* **Stated goal**
Write every record out again exactly, and keep images out of it.

-- START --

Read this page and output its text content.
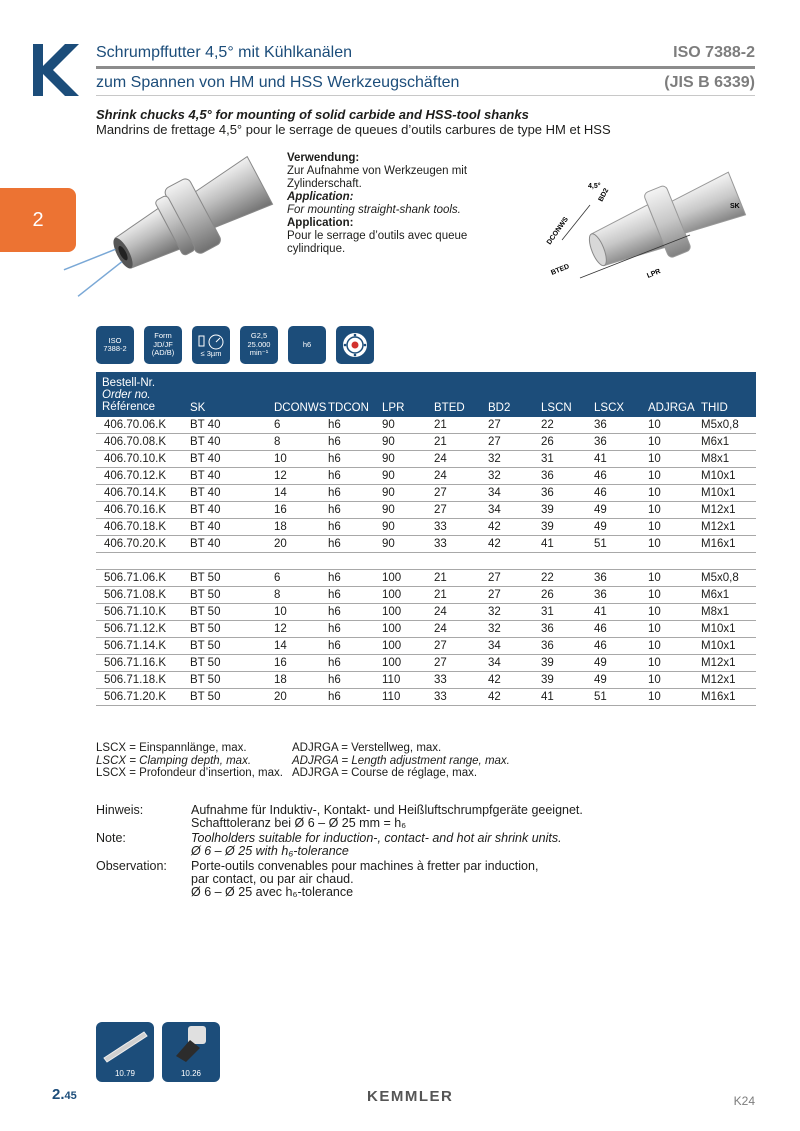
Schrumpffutter 4,5° mit Kühlkanälen
zum Spannen von HM und HSS Werkzeugschäften
ISO 7388-2
(JIS B 6339)
Shrink chucks 4,5° for mounting of solid carbide and HSS-tool shanks
Mandrins de frettage 4,5° pour le serrage de queues d’outils carbures de type HM et HSS
2
Verwendung:
Zur Aufnahme von Werkzeugen mit Zylinderschaft.
Application:
For mounting straight-shank tools.
Application:
Pour le serrage d’outils avec queue cylindrique.
4,5°
BD2
DCONWS
BTED	LPR
SK
ISO
7388-2
Form
JD/JF
(AD/B)	≤ 3µm
G2,5
25.000
min⁻¹
h6
Bestell-Nr.
Order no.
Référence	SK	DCONWS TDCON LPR	BTED BD2	LSCN LSCX ADJRGA THID
406.70.06.K BT 40	6	h6	90	21	27	22	36	10	M5x0,8
406.70.08.K BT 40	8	h6	90	21	27	26	36	10	M6x1
406.70.10.K BT 40	10	h6	90	24	32	31	41	10	M8x1
406.70.12.K BT 40	12	h6	90	24	32	36	46	10	M10x1
406.70.14.K BT 40	14	h6	90	27	34	36	46	10	M10x1
406.70.16.K BT 40	16	h6	90	27	34	39	49	10	M12x1
406.70.18.K BT 40	18	h6	90	33	42	39	49	10	M12x1
406.70.20.K BT 40	20	h6	90	33	42	41	51	10	M16x1
506.71.06.K BT 50	6	h6	100	21	27	22	36	10	M5x0,8
506.71.08.K BT 50	8	h6	100	21	27	26	36	10	M6x1
506.71.10.K BT 50	10	h6	100	24	32	31	41	10	M8x1
506.71.12.K BT 50	12	h6	100	24	32	36	46	10	M10x1
506.71.14.K BT 50	14	h6	100	27	34	36	46	10	M10x1
506.71.16.K BT 50	16	h6	100	27	34	39	49	10	M12x1
506.71.18.K BT 50	18	h6	110	33	42	39	49	10	M12x1
506.71.20.K BT 50	20	h6	110	33	42	41	51	10	M16x1
LSCX = Einspannlänge, max.
LSCX = Clamping depth, max.
LSCX = Profondeur d’insertion, max.
ADJRGA = Verstellweg, max.
ADJRGA = Length adjustment range, max.
ADJRGA = Course de réglage, max.
Hinweis:	Aufnahme für Induktiv-, Kontakt- und Heißluftschrumpfgeräte geeignet.
Schafttoleranz bei Ø 6 – Ø 25 mm = h₆
Note:	Toolholders suitable for induction-, contact- and hot air shrink units.
Ø 6 – Ø 25 with h₆-tolerance
Observation: Porte-outils convenables pour machines à fretter par induction,
par contact, ou par air chaud.
Ø 6 – Ø 25 avec h₆-tolerance
10.79	10.26
2.45	KEMMLER	K24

-- END --

* **Correct answer**
Read this page and output its text content.
Schrumpffutter 4,5° mit Kühlkanälen
zum Spannen von HM und HSS Werkzeugschäften
ISO 7388-2
(JIS B 6339)
Shrink chucks 4,5° for mounting of solid carbide and HSS-tool shanks
Mandrins de frettage 4,5° pour le serrage de queues d’outils carbures de type HM et HSS
2
Verwendung:
Zur Aufnahme von Werkzeugen mit Zylinderschaft.
Application:
For mounting straight-shank tools.
Application:
Pour le serrage d’outils avec queue cylindrique.
4,5°
BD2
DCONWS
BTED	LPR
SK
ISO
7388-2
Form
JD/JF
(AD/B)	≤ 3µm
G2,5
25.000
min⁻¹
h6
Bestell-Nr.
Order no.
Référence	SK	DCONWS TDCON LPR	BTED BD2	LSCN LSCX ADJRGA THID
406.70.06.K BT 40	6	h6	90	21	27	22	36	10	M5x0,8
406.70.08.K BT 40	8	h6	90	21	27	26	36	10	M6x1
406.70.10.K BT 40	10	h6	90	24	32	31	41	10	M8x1
406.70.12.K BT 40	12	h6	90	24	32	36	46	10	M10x1
406.70.14.K BT 40	14	h6	90	27	34	36	46	10	M10x1
406.70.16.K BT 40	16	h6	90	27	34	39	49	10	M12x1
406.70.18.K BT 40	18	h6	90	33	42	39	49	10	M12x1
406.70.20.K BT 40	20	h6	90	33	42	41	51	10	M16x1
506.71.06.K BT 50	6	h6	100	21	27	22	36	10	M5x0,8
506.71.08.K BT 50	8	h6	100	21	27	26	36	10	M6x1
506.71.10.K BT 50	10	h6	100	24	32	31	41	10	M8x1
506.71.12.K BT 50	12	h6	100	24	32	36	46	10	M10x1
506.71.14.K BT 50	14	h6	100	27	34	36	46	10	M10x1
506.71.16.K BT 50	16	h6	100	27	34	39	49	10	M12x1
506.71.18.K BT 50	18	h6	110	33	42	39	49	10	M12x1
506.71.20.K BT 50	20	h6	110	33	42	41	51	10	M16x1
LSCX = Einspannlänge, max.
LSCX = Clamping depth, max.
LSCX = Profondeur d’insertion, max.
ADJRGA = Verstellweg, max.
ADJRGA = Length adjustment range, max.
ADJRGA = Course de réglage, max.
Hinweis:	Aufnahme für Induktiv-, Kontakt- und Heißluftschrumpfgeräte geeignet.
Schafttoleranz bei Ø 6 – Ø 25 mm = h₆
Note:	Toolholders suitable for induction-, contact- and hot air shrink units.
Ø 6 – Ø 25 with h₆-tolerance
Observation: Porte-outils convenables pour machines à fretter par induction,
par contact, ou par air chaud.
Ø 6 – Ø 25 avec h₆-tolerance
10.79	10.26
2.45	KEMMLER	K24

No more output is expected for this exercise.